→ **WRITTEN PROBLEM**: Filter the listing and keep only the lines with the word "label".

→ **EXTRACTED MATERIAL**:
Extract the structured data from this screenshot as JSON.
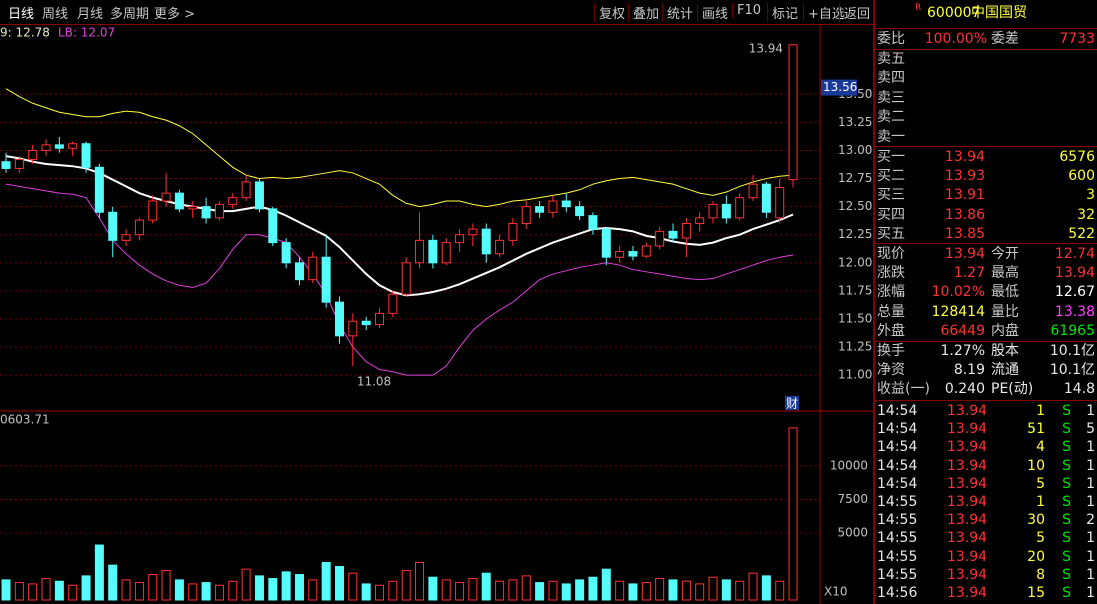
{
  "toolbar": {
    "tabs": [
      "日线",
      "周线",
      "月线",
      "多周期",
      "更多 >"
    ],
    "buttons": [
      "复权",
      "叠加",
      "统计",
      "画线",
      "F10",
      "标记",
      "+自选",
      "返回"
    ]
  },
  "indicator": {
    "upper": "9: 12.78",
    "lower": "LB: 12.07"
  },
  "price_chart": {
    "type": "candlestick",
    "ylim": [
      10.69,
      14.09
    ],
    "yticks": [
      {
        "value": 13.5,
        "label": "13.50"
      },
      13.25,
      {
        "value": 13.0,
        "label": "13.00"
      },
      12.75,
      {
        "value": 12.5,
        "label": "12.50"
      },
      12.25,
      {
        "value": 12.0,
        "label": "12.00"
      },
      11.75,
      {
        "value": 11.5,
        "label": "11.50"
      },
      11.25,
      {
        "value": 11.0,
        "label": "11.00"
      }
    ],
    "grid": true,
    "up_color": "#ff3232",
    "down_color": "#54fcfc",
    "cursor_price": 13.56,
    "high_mark": 13.94,
    "low_mark": 11.08,
    "badge": "财",
    "candles": [
      [
        12.9,
        12.98,
        12.8,
        12.84
      ],
      [
        12.84,
        12.95,
        12.8,
        12.92
      ],
      [
        12.92,
        13.05,
        12.88,
        13.0
      ],
      [
        13.0,
        13.1,
        12.95,
        13.05
      ],
      [
        13.05,
        13.12,
        12.98,
        13.02
      ],
      [
        13.02,
        13.08,
        12.95,
        13.06
      ],
      [
        13.06,
        13.08,
        12.8,
        12.85
      ],
      [
        12.85,
        12.88,
        12.4,
        12.45
      ],
      [
        12.45,
        12.5,
        12.05,
        12.2
      ],
      [
        12.2,
        12.3,
        12.15,
        12.25
      ],
      [
        12.25,
        12.4,
        12.2,
        12.38
      ],
      [
        12.38,
        12.6,
        12.35,
        12.55
      ],
      [
        12.55,
        12.8,
        12.5,
        12.62
      ],
      [
        12.62,
        12.65,
        12.45,
        12.48
      ],
      [
        12.48,
        12.55,
        12.4,
        12.5
      ],
      [
        12.5,
        12.58,
        12.35,
        12.4
      ],
      [
        12.4,
        12.55,
        12.38,
        12.52
      ],
      [
        12.52,
        12.62,
        12.48,
        12.58
      ],
      [
        12.58,
        12.78,
        12.55,
        12.72
      ],
      [
        12.72,
        12.75,
        12.45,
        12.48
      ],
      [
        12.48,
        12.5,
        12.15,
        12.18
      ],
      [
        12.18,
        12.22,
        11.95,
        12.0
      ],
      [
        12.0,
        12.05,
        11.8,
        11.85
      ],
      [
        11.85,
        12.1,
        11.82,
        12.05
      ],
      [
        12.05,
        12.25,
        11.6,
        11.65
      ],
      [
        11.65,
        11.7,
        11.28,
        11.35
      ],
      [
        11.35,
        11.55,
        11.08,
        11.48
      ],
      [
        11.48,
        11.52,
        11.4,
        11.45
      ],
      [
        11.45,
        11.6,
        11.42,
        11.55
      ],
      [
        11.55,
        11.75,
        11.52,
        11.72
      ],
      [
        11.72,
        12.05,
        11.7,
        12.0
      ],
      [
        12.0,
        12.45,
        11.95,
        12.2
      ],
      [
        12.2,
        12.25,
        11.95,
        12.0
      ],
      [
        12.0,
        12.22,
        11.98,
        12.18
      ],
      [
        12.18,
        12.3,
        12.1,
        12.25
      ],
      [
        12.25,
        12.35,
        12.15,
        12.3
      ],
      [
        12.3,
        12.35,
        12.0,
        12.08
      ],
      [
        12.08,
        12.25,
        12.05,
        12.2
      ],
      [
        12.2,
        12.4,
        12.15,
        12.35
      ],
      [
        12.35,
        12.55,
        12.3,
        12.5
      ],
      [
        12.5,
        12.55,
        12.4,
        12.45
      ],
      [
        12.45,
        12.6,
        12.4,
        12.55
      ],
      [
        12.55,
        12.62,
        12.45,
        12.5
      ],
      [
        12.5,
        12.55,
        12.38,
        12.42
      ],
      [
        12.42,
        12.45,
        12.25,
        12.3
      ],
      [
        12.3,
        12.32,
        11.98,
        12.05
      ],
      [
        12.05,
        12.15,
        12.0,
        12.1
      ],
      [
        12.1,
        12.15,
        12.02,
        12.06
      ],
      [
        12.06,
        12.18,
        12.04,
        12.15
      ],
      [
        12.15,
        12.32,
        12.12,
        12.28
      ],
      [
        12.28,
        12.35,
        12.18,
        12.22
      ],
      [
        12.22,
        12.4,
        12.05,
        12.35
      ],
      [
        12.35,
        12.45,
        12.28,
        12.4
      ],
      [
        12.4,
        12.55,
        12.35,
        12.52
      ],
      [
        12.52,
        12.6,
        12.35,
        12.4
      ],
      [
        12.4,
        12.62,
        12.38,
        12.58
      ],
      [
        12.58,
        12.78,
        12.55,
        12.7
      ],
      [
        12.7,
        12.72,
        12.4,
        12.45
      ],
      [
        12.4,
        12.75,
        12.35,
        12.67
      ],
      [
        12.74,
        13.94,
        12.67,
        13.94
      ]
    ],
    "lines": [
      {
        "color": "#ffff40",
        "values": [
          13.55,
          13.48,
          13.42,
          13.38,
          13.34,
          13.32,
          13.3,
          13.3,
          13.33,
          13.35,
          13.34,
          13.3,
          13.27,
          13.22,
          13.15,
          13.05,
          12.95,
          12.85,
          12.78,
          12.75,
          12.76,
          12.75,
          12.76,
          12.78,
          12.8,
          12.82,
          12.8,
          12.75,
          12.7,
          12.6,
          12.53,
          12.5,
          12.52,
          12.55,
          12.55,
          12.52,
          12.5,
          12.52,
          12.55,
          12.56,
          12.58,
          12.6,
          12.62,
          12.65,
          12.7,
          12.73,
          12.75,
          12.76,
          12.74,
          12.72,
          12.7,
          12.66,
          12.62,
          12.6,
          12.63,
          12.68,
          12.72,
          12.75,
          12.77,
          12.78
        ]
      },
      {
        "color": "#ffffff",
        "values": [
          12.95,
          12.93,
          12.9,
          12.88,
          12.87,
          12.86,
          12.84,
          12.8,
          12.74,
          12.68,
          12.62,
          12.58,
          12.55,
          12.52,
          12.5,
          12.48,
          12.46,
          12.46,
          12.48,
          12.5,
          12.47,
          12.42,
          12.36,
          12.3,
          12.24,
          12.14,
          12.02,
          11.9,
          11.8,
          11.74,
          11.71,
          11.72,
          11.74,
          11.77,
          11.81,
          11.86,
          11.91,
          11.96,
          12.02,
          12.08,
          12.13,
          12.18,
          12.22,
          12.26,
          12.3,
          12.31,
          12.3,
          12.28,
          12.24,
          12.22,
          12.19,
          12.17,
          12.16,
          12.18,
          12.22,
          12.25,
          12.3,
          12.34,
          12.38,
          12.43
        ]
      },
      {
        "color": "#e040e0",
        "values": [
          12.7,
          12.68,
          12.66,
          12.64,
          12.62,
          12.61,
          12.58,
          12.4,
          12.2,
          12.08,
          11.98,
          11.9,
          11.84,
          11.8,
          11.78,
          11.82,
          11.95,
          12.12,
          12.25,
          12.25,
          12.22,
          12.18,
          12.05,
          11.9,
          11.72,
          11.45,
          11.25,
          11.12,
          11.05,
          11.03,
          11.0,
          11.0,
          11.0,
          11.08,
          11.25,
          11.4,
          11.5,
          11.58,
          11.65,
          11.75,
          11.85,
          11.9,
          11.93,
          11.96,
          11.98,
          12.0,
          11.98,
          11.94,
          11.92,
          11.9,
          11.88,
          11.86,
          11.85,
          11.86,
          11.9,
          11.94,
          11.98,
          12.02,
          12.05,
          12.07
        ]
      }
    ]
  },
  "volume_chart": {
    "type": "bar",
    "title": "0603.71",
    "unit": "X10",
    "ylim": [
      0,
      13800
    ],
    "yticks": [
      5000,
      7500,
      10000
    ],
    "values": [
      1500,
      1300,
      1200,
      1600,
      1400,
      1100,
      1800,
      4100,
      2600,
      1500,
      1300,
      1900,
      2200,
      1500,
      1200,
      1300,
      1100,
      1400,
      2300,
      1800,
      1600,
      2100,
      1900,
      1500,
      2800,
      2500,
      2000,
      1200,
      1100,
      1400,
      2200,
      2800,
      1700,
      1500,
      1300,
      1600,
      2000,
      1400,
      1500,
      1800,
      1300,
      1400,
      1200,
      1500,
      1700,
      2300,
      1400,
      1200,
      1300,
      1600,
      1500,
      1400,
      1200,
      1700,
      1500,
      1400,
      2000,
      1800,
      1400,
      12841
    ]
  },
  "quote": {
    "badge": "R",
    "code": "600007",
    "name": "中国国贸",
    "weibi": [
      "委比",
      "100.00%",
      "委差",
      "7733"
    ],
    "sells": [
      "卖五",
      "卖四",
      "卖三",
      "卖二",
      "卖一"
    ],
    "buys": [
      [
        "买一",
        "13.94",
        "6576"
      ],
      [
        "买二",
        "13.93",
        "600"
      ],
      [
        "买三",
        "13.91",
        "3"
      ],
      [
        "买四",
        "13.86",
        "32"
      ],
      [
        "买五",
        "13.85",
        "522"
      ]
    ],
    "stats": [
      [
        "现价",
        "13.94",
        "今开",
        "12.74"
      ],
      [
        "涨跌",
        "1.27",
        "最高",
        "13.94"
      ],
      [
        "涨幅",
        "10.02%",
        "最低",
        "12.67"
      ],
      [
        "总量",
        "128414",
        "量比",
        "13.38"
      ],
      [
        "外盘",
        "66449",
        "内盘",
        "61965"
      ]
    ],
    "info": [
      [
        "换手",
        "1.27%",
        "股本",
        "10.1亿"
      ],
      [
        "净资",
        "8.19",
        "流通",
        "10.1亿"
      ],
      [
        "收益(一)",
        "0.240",
        "PE(动)",
        "14.8"
      ]
    ],
    "trades": [
      [
        "14:54",
        "13.94",
        "1",
        "S",
        "1"
      ],
      [
        "14:54",
        "13.94",
        "51",
        "S",
        "5"
      ],
      [
        "14:54",
        "13.94",
        "4",
        "S",
        "1"
      ],
      [
        "14:54",
        "13.94",
        "10",
        "S",
        "1"
      ],
      [
        "14:54",
        "13.94",
        "5",
        "S",
        "1"
      ],
      [
        "14:55",
        "13.94",
        "1",
        "S",
        "1"
      ],
      [
        "14:55",
        "13.94",
        "30",
        "S",
        "2"
      ],
      [
        "14:55",
        "13.94",
        "5",
        "S",
        "1"
      ],
      [
        "14:55",
        "13.94",
        "20",
        "S",
        "1"
      ],
      [
        "14:55",
        "13.94",
        "8",
        "S",
        "1"
      ],
      [
        "14:56",
        "13.94",
        "15",
        "S",
        "1"
      ]
    ]
  }
}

→ **RESULT OF THIS EXERCISE**:
        "label": "13.50"
        "label": "13.00"
        "label": "12.50"
        "label": "12.00"
        "label": "11.50"
        "label": "11.00"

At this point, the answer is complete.